Data entries:
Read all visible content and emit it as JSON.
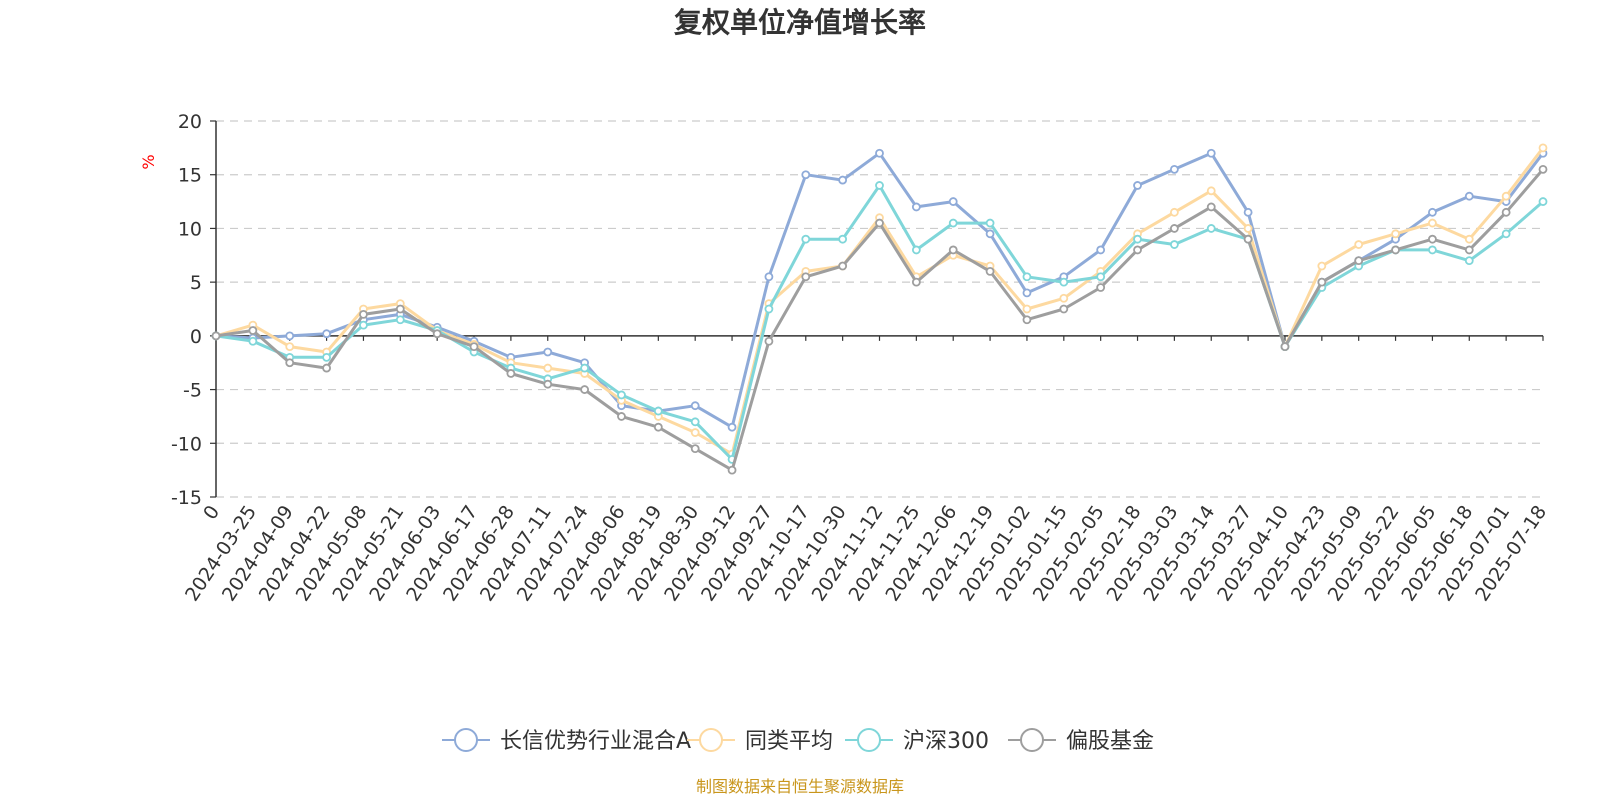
{
  "chart_data": {
    "type": "line",
    "title": "复权单位净值增长率",
    "ylabel": "%",
    "ylim": [
      -15,
      20
    ],
    "yticks": [
      20,
      15,
      10,
      5,
      0,
      -5,
      -10,
      -15
    ],
    "grid": true,
    "legend_position": "bottom",
    "source_note": "制图数据来自恒生聚源数据库",
    "x": [
      "0",
      "2024-03-25",
      "2024-04-09",
      "2024-04-22",
      "2024-05-08",
      "2024-05-21",
      "2024-06-03",
      "2024-06-17",
      "2024-06-28",
      "2024-07-11",
      "2024-07-24",
      "2024-08-06",
      "2024-08-19",
      "2024-08-30",
      "2024-09-12",
      "2024-09-27",
      "2024-10-17",
      "2024-10-30",
      "2024-11-12",
      "2024-11-25",
      "2024-12-06",
      "2024-12-19",
      "2025-01-02",
      "2025-01-15",
      "2025-02-05",
      "2025-02-18",
      "2025-03-03",
      "2025-03-14",
      "2025-03-27",
      "2025-04-10",
      "2025-04-23",
      "2025-05-09",
      "2025-05-22",
      "2025-06-05",
      "2025-06-18",
      "2025-07-01",
      "2025-07-18"
    ],
    "series": [
      {
        "name": "长信优势行业混合A",
        "color": "#8eaad8",
        "values": [
          0,
          -0.2,
          0,
          0.2,
          1.5,
          2.0,
          0.8,
          -0.5,
          -2.0,
          -1.5,
          -2.5,
          -6.5,
          -7.0,
          -6.5,
          -8.5,
          5.5,
          15.0,
          14.5,
          17.0,
          12.0,
          12.5,
          9.5,
          4.0,
          5.5,
          8.0,
          14.0,
          15.5,
          17.0,
          11.5,
          -1.0,
          5.0,
          7.0,
          9.0,
          11.5,
          13.0,
          12.5,
          17.0
        ]
      },
      {
        "name": "同类平均",
        "color": "#fdd9a0",
        "values": [
          0,
          1.0,
          -1.0,
          -1.5,
          2.5,
          3.0,
          0.5,
          -0.8,
          -2.5,
          -3.0,
          -3.5,
          -6.0,
          -7.5,
          -9.0,
          -11.0,
          3.0,
          6.0,
          6.5,
          11.0,
          5.5,
          7.5,
          6.5,
          2.5,
          3.5,
          6.0,
          9.5,
          11.5,
          13.5,
          10.0,
          -1.0,
          6.5,
          8.5,
          9.5,
          10.5,
          9.0,
          13.0,
          17.5
        ]
      },
      {
        "name": "沪深300",
        "color": "#7fd6d9",
        "values": [
          0,
          -0.5,
          -2.0,
          -2.0,
          1.0,
          1.5,
          0.5,
          -1.5,
          -3.0,
          -4.0,
          -3.0,
          -5.5,
          -7.0,
          -8.0,
          -11.5,
          2.5,
          9.0,
          9.0,
          14.0,
          8.0,
          10.5,
          10.5,
          5.5,
          5.0,
          5.5,
          9.0,
          8.5,
          10.0,
          9.0,
          -1.0,
          4.5,
          6.5,
          8.0,
          8.0,
          7.0,
          9.5,
          12.5
        ]
      },
      {
        "name": "偏股基金",
        "color": "#9e9e9e",
        "values": [
          0,
          0.5,
          -2.5,
          -3.0,
          2.0,
          2.5,
          0.2,
          -1.0,
          -3.5,
          -4.5,
          -5.0,
          -7.5,
          -8.5,
          -10.5,
          -12.5,
          -0.5,
          5.5,
          6.5,
          10.5,
          5.0,
          8.0,
          6.0,
          1.5,
          2.5,
          4.5,
          8.0,
          10.0,
          12.0,
          9.0,
          -1.0,
          5.0,
          7.0,
          8.0,
          9.0,
          8.0,
          11.5,
          15.5
        ]
      }
    ]
  }
}
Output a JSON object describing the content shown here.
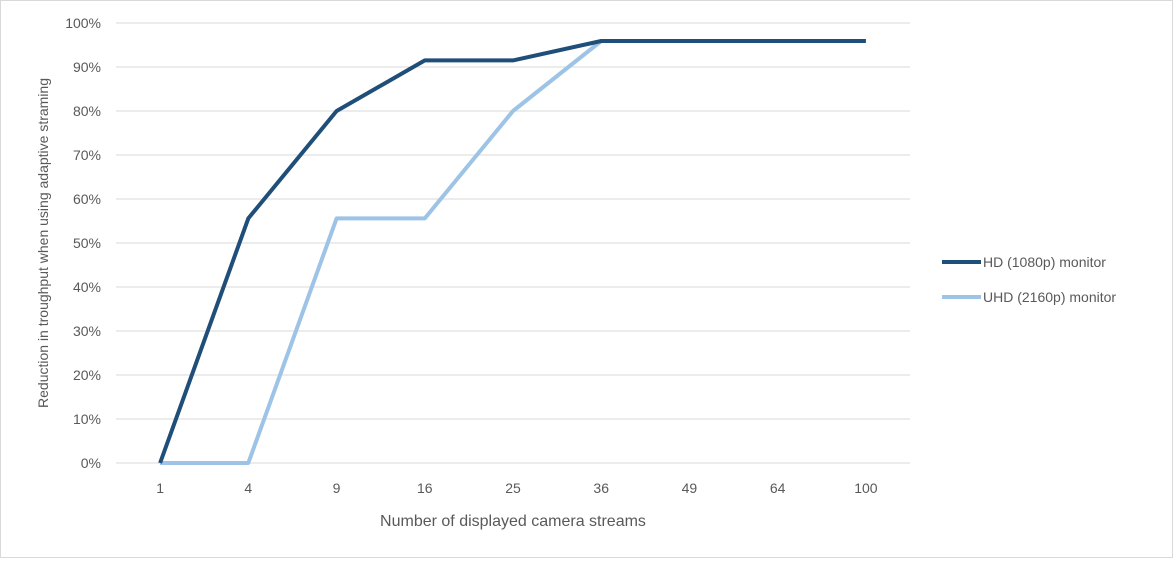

(Instructions to follow):
Pictures in the records above are left out; print everything else exactly as written.

(Task output):
Read all visible content and emit it as JSON.
{
  "chart_data": {
    "type": "line",
    "title": "复权单位净值增长率",
    "ylabel": "%",
    "ylim": [
      -15,
      20
    ],
    "yticks": [
      20,
      15,
      10,
      5,
      0,
      -5,
      -10,
      -15
    ],
    "grid": true,
    "legend_position": "bottom",
    "source_note": "制图数据来自恒生聚源数据库",
    "x": [
      "0",
      "2024-03-25",
      "2024-04-09",
      "2024-04-22",
      "2024-05-08",
      "2024-05-21",
      "2024-06-03",
      "2024-06-17",
      "2024-06-28",
      "2024-07-11",
      "2024-07-24",
      "2024-08-06",
      "2024-08-19",
      "2024-08-30",
      "2024-09-12",
      "2024-09-27",
      "2024-10-17",
      "2024-10-30",
      "2024-11-12",
      "2024-11-25",
      "2024-12-06",
      "2024-12-19",
      "2025-01-02",
      "2025-01-15",
      "2025-02-05",
      "2025-02-18",
      "2025-03-03",
      "2025-03-14",
      "2025-03-27",
      "2025-04-10",
      "2025-04-23",
      "2025-05-09",
      "2025-05-22",
      "2025-06-05",
      "2025-06-18",
      "2025-07-01",
      "2025-07-18"
    ],
    "series": [
      {
        "name": "长信优势行业混合A",
        "color": "#8eaad8",
        "values": [
          0,
          -0.2,
          0,
          0.2,
          1.5,
          2.0,
          0.8,
          -0.5,
          -2.0,
          -1.5,
          -2.5,
          -6.5,
          -7.0,
          -6.5,
          -8.5,
          5.5,
          15.0,
          14.5,
          17.0,
          12.0,
          12.5,
          9.5,
          4.0,
          5.5,
          8.0,
          14.0,
          15.5,
          17.0,
          11.5,
          -1.0,
          5.0,
          7.0,
          9.0,
          11.5,
          13.0,
          12.5,
          17.0
        ]
      },
      {
        "name": "同类平均",
        "color": "#fdd9a0",
        "values": [
          0,
          1.0,
          -1.0,
          -1.5,
          2.5,
          3.0,
          0.5,
          -0.8,
          -2.5,
          -3.0,
          -3.5,
          -6.0,
          -7.5,
          -9.0,
          -11.0,
          3.0,
          6.0,
          6.5,
          11.0,
          5.5,
          7.5,
          6.5,
          2.5,
          3.5,
          6.0,
          9.5,
          11.5,
          13.5,
          10.0,
          -1.0,
          6.5,
          8.5,
          9.5,
          10.5,
          9.0,
          13.0,
          17.5
        ]
      },
      {
        "name": "沪深300",
        "color": "#7fd6d9",
        "values": [
          0,
          -0.5,
          -2.0,
          -2.0,
          1.0,
          1.5,
          0.5,
          -1.5,
          -3.0,
          -4.0,
          -3.0,
          -5.5,
          -7.0,
          -8.0,
          -11.5,
          2.5,
          9.0,
          9.0,
          14.0,
          8.0,
          10.5,
          10.5,
          5.5,
          5.0,
          5.5,
          9.0,
          8.5,
          10.0,
          9.0,
          -1.0,
          4.5,
          6.5,
          8.0,
          8.0,
          7.0,
          9.5,
          12.5
        ]
      },
      {
        "name": "偏股基金",
        "color": "#9e9e9e",
        "values": [
          0,
          0.5,
          -2.5,
          -3.0,
          2.0,
          2.5,
          0.2,
          -1.0,
          -3.5,
          -4.5,
          -5.0,
          -7.5,
          -8.5,
          -10.5,
          -12.5,
          -0.5,
          5.5,
          6.5,
          10.5,
          5.0,
          8.0,
          6.0,
          1.5,
          2.5,
          4.5,
          8.0,
          10.0,
          12.0,
          9.0,
          -1.0,
          5.0,
          7.0,
          8.0,
          9.0,
          8.0,
          11.5,
          15.5
        ]
      }
    ]
  }
}
Output a JSON object describing the content shown here.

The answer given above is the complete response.